> **WRITTEN TASK**
Give the number of lines in the records below that include "redactie", and nothing more.

-- Start RECORDS TO PROCESS --

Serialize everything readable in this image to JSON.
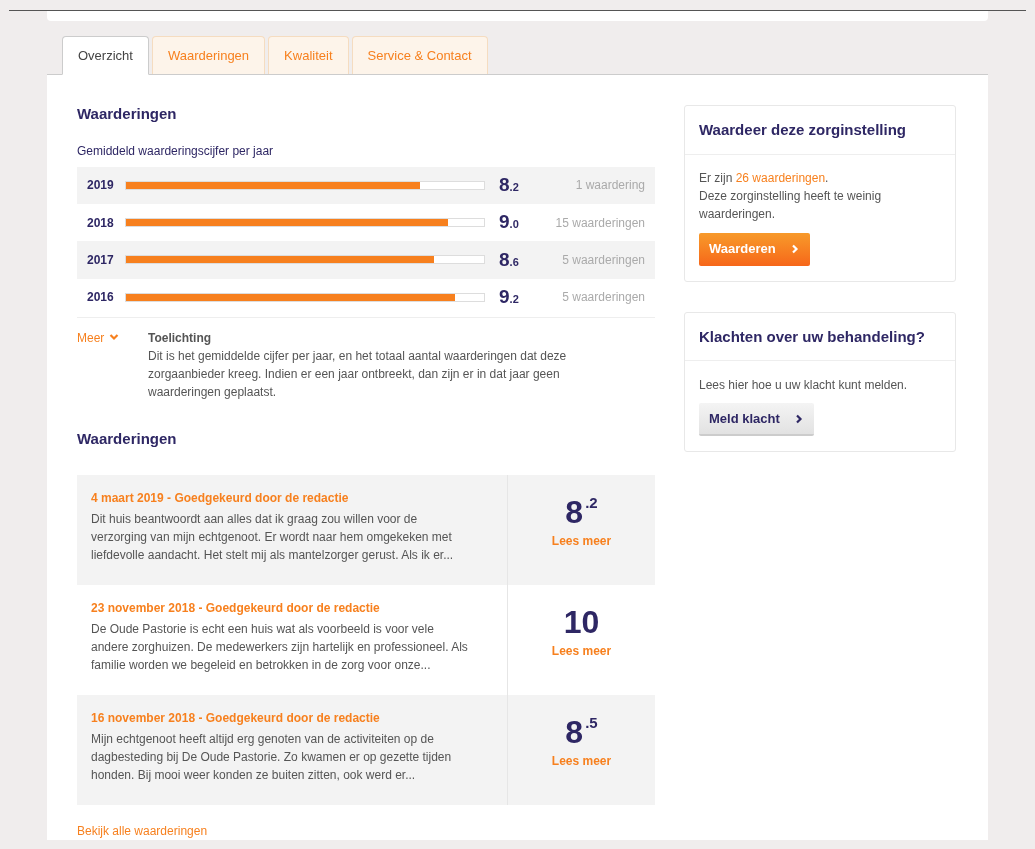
{
  "tabs": [
    {
      "label": "Overzicht",
      "selected": true
    },
    {
      "label": "Waarderingen",
      "selected": false
    },
    {
      "label": "Kwaliteit",
      "selected": false
    },
    {
      "label": "Service & Contact",
      "selected": false
    }
  ],
  "ratings": {
    "heading": "Waarderingen",
    "subheading": "Gemiddeld waarderingscijfer per jaar",
    "years": [
      {
        "year": "2019",
        "level": 0.82,
        "score": "8",
        "decimal": ".2",
        "count": "1 waardering"
      },
      {
        "year": "2018",
        "level": 0.9,
        "score": "9",
        "decimal": ".0",
        "count": "15 waarderingen"
      },
      {
        "year": "2017",
        "level": 0.86,
        "score": "8",
        "decimal": ".6",
        "count": "5 waarderingen"
      },
      {
        "year": "2016",
        "level": 0.92,
        "score": "9",
        "decimal": ".2",
        "count": "5 waarderingen"
      }
    ],
    "more_link": "Meer",
    "explanation_title": "Toelichting",
    "explanation": "Dit is het gemiddelde cijfer per jaar, en het totaal aantal waarderingen dat deze zorgaanbieder kreeg. Indien er een jaar ontbreekt, dan zijn er in dat jaar geen waarderingen geplaatst."
  },
  "reviews": {
    "heading": "Waarderingen",
    "items": [
      {
        "title": "4 maart 2019 - Goedgekeurd door de redactie",
        "text": "Dit huis beantwoordt aan alles dat ik graag zou willen voor de verzorging van mijn echtgenoot. Er wordt naar hem omgekeken met liefdevolle aandacht. Het stelt mij als mantelzorger gerust. Als ik er...",
        "score": "8",
        "decimal": ".2",
        "link": "Lees meer"
      },
      {
        "title": "23 november 2018 - Goedgekeurd door de redactie",
        "text": "De Oude Pastorie is echt een huis wat als voorbeeld is voor vele andere zorghuizen. De medewerkers zijn hartelijk en professioneel. Als familie worden we begeleid en betrokken in de zorg voor onze...",
        "score": "10",
        "link": "Lees meer"
      },
      {
        "title": "16 november 2018 - Goedgekeurd door de redactie",
        "text": "Mijn echtgenoot heeft altijd erg genoten van de activiteiten op de dagbesteding bij De Oude Pastorie. Zo kwamen er op gezette tijden honden. Bij mooi weer konden ze buiten zitten, ook werd er...",
        "score": "8",
        "decimal": ".5",
        "link": "Lees meer"
      }
    ],
    "all_link": "Bekijk alle waarderingen"
  },
  "rate_card": {
    "title": "Waardeer deze zorginstelling",
    "count_prefix": "Er zijn ",
    "count_link": "26 waarderingen",
    "count_suffix": ".",
    "note": "Deze zorginstelling heeft te weinig waarderingen.",
    "button": "Waarderen"
  },
  "complaint_card": {
    "title": "Klachten over uw behandeling?",
    "text": "Lees hier hoe u uw klacht kunt melden.",
    "button": "Meld klacht"
  }
}
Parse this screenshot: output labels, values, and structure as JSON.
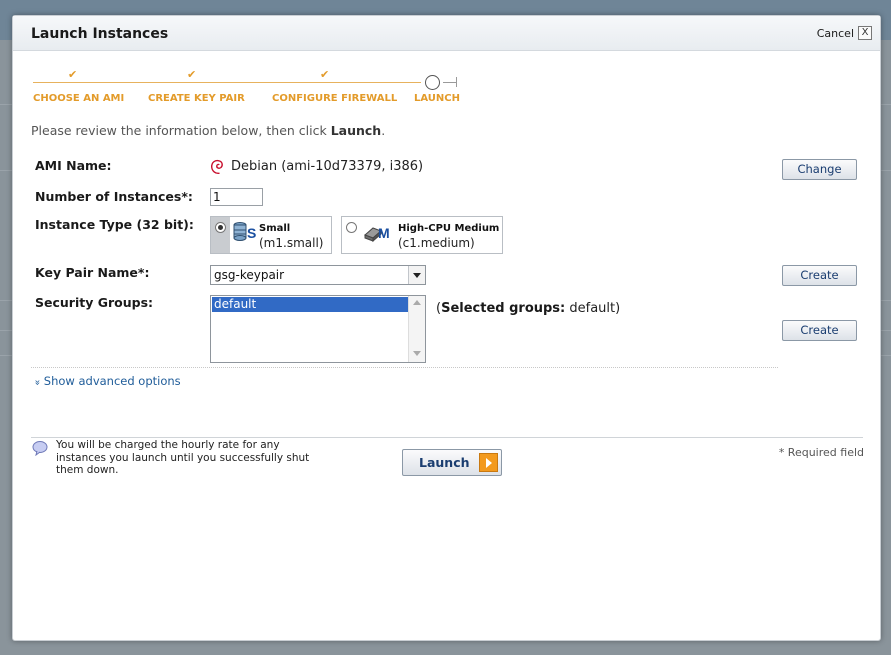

-- End RECORDS TO PROCESS --

> **THE COMPLETED TASK**
3